Task details: Copy all lines in which the word "temperature" can be found.

Data excerpts:
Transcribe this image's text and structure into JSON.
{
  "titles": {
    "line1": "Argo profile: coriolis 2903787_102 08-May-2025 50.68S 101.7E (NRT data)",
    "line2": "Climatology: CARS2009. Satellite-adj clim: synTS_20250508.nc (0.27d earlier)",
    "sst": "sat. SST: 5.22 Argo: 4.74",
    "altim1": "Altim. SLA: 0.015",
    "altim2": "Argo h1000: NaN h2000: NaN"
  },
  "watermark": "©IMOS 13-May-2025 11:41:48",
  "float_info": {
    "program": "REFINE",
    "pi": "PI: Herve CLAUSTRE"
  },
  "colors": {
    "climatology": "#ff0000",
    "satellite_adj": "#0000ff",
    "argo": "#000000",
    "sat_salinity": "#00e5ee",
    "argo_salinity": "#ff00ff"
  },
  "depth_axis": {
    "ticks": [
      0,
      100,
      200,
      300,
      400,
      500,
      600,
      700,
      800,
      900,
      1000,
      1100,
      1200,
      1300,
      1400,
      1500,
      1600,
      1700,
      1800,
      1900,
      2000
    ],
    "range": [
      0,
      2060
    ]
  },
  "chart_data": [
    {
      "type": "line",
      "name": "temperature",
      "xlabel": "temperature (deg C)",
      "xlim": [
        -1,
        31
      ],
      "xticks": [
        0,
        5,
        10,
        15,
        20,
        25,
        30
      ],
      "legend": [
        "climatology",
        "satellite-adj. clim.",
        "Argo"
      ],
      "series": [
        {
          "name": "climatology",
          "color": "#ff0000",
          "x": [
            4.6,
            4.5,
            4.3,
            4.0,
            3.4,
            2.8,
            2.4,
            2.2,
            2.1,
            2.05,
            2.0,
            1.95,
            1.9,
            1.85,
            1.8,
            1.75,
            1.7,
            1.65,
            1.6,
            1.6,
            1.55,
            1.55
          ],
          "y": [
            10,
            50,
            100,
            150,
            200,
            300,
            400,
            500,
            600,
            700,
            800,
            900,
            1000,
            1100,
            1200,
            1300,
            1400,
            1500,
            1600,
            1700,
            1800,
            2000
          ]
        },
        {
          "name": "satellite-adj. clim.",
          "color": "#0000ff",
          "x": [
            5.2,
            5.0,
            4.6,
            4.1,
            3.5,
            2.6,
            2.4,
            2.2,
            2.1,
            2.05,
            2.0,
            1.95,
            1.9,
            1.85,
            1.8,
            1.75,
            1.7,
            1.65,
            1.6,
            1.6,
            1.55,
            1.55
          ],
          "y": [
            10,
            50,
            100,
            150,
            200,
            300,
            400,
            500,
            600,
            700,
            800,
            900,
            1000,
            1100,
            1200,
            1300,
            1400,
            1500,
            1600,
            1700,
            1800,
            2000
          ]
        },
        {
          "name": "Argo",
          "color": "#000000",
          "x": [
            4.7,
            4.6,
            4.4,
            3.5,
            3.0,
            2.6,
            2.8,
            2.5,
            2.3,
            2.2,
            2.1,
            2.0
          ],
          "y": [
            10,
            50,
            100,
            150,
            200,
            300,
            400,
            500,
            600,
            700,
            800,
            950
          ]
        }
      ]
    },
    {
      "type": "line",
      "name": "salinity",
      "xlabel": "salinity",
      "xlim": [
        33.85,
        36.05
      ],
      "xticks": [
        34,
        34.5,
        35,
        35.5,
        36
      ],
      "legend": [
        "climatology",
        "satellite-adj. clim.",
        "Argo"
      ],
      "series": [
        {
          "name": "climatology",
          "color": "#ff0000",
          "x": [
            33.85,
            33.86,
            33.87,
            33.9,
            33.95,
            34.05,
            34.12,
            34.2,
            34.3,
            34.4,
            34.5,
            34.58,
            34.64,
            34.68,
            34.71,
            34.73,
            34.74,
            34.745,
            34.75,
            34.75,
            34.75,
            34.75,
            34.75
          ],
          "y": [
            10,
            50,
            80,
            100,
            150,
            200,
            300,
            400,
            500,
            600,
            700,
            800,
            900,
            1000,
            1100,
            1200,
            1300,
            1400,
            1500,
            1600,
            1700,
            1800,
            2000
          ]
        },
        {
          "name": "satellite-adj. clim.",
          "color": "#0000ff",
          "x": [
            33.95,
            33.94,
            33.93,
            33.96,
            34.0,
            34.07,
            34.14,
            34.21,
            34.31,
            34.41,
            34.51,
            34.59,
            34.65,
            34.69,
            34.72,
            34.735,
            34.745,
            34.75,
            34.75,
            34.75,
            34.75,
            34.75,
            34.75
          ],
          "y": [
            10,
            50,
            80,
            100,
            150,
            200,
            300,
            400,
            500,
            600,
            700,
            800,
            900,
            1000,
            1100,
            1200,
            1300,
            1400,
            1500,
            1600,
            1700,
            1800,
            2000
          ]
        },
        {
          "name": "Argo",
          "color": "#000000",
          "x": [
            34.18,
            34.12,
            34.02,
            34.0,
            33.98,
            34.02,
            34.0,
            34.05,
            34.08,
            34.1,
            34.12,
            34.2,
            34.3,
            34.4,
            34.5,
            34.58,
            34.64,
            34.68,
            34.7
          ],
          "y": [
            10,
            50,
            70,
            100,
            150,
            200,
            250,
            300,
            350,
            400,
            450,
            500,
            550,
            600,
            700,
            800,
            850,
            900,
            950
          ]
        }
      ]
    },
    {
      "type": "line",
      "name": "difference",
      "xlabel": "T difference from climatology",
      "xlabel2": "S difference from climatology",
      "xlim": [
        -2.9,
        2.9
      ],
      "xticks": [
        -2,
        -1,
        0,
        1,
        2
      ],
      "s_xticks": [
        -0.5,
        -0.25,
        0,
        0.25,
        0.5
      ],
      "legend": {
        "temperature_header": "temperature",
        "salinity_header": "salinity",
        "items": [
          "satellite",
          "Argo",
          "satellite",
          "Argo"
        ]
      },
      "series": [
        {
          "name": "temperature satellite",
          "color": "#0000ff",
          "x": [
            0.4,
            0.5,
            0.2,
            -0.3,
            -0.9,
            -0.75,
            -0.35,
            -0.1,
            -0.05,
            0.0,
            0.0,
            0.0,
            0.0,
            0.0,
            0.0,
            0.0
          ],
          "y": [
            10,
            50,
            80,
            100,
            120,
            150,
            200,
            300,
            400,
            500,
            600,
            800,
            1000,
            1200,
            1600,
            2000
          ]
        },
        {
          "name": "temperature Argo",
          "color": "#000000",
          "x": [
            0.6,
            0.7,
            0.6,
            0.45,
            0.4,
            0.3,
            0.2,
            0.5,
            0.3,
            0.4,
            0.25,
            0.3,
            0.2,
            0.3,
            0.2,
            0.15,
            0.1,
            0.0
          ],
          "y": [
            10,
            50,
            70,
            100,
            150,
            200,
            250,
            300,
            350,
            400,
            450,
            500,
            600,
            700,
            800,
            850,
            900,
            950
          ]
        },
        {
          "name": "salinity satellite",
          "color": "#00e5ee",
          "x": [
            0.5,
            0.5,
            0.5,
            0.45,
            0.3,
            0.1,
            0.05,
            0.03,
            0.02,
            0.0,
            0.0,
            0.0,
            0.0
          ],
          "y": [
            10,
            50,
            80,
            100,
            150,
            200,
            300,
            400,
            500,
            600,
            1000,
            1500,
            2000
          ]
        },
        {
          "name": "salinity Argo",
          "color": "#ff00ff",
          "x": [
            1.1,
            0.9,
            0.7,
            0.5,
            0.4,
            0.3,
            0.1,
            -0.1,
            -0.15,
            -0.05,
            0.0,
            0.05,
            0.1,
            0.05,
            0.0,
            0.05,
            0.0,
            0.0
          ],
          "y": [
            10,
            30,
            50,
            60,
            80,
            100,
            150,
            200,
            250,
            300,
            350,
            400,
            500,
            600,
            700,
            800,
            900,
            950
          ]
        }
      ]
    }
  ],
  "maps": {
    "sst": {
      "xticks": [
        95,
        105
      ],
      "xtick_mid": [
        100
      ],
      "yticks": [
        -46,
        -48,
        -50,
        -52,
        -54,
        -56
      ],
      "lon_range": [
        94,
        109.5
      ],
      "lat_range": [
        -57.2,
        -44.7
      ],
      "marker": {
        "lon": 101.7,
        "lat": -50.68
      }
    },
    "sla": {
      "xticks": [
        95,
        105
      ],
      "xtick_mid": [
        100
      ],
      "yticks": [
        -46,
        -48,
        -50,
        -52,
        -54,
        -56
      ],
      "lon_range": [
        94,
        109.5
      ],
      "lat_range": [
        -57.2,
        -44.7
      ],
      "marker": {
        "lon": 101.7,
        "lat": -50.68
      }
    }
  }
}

Right answer:
      "name": "temperature",
      "xlabel": "temperature (deg C)",
        "temperature_header": "temperature",
          "name": "temperature satellite",
          "name": "temperature Argo",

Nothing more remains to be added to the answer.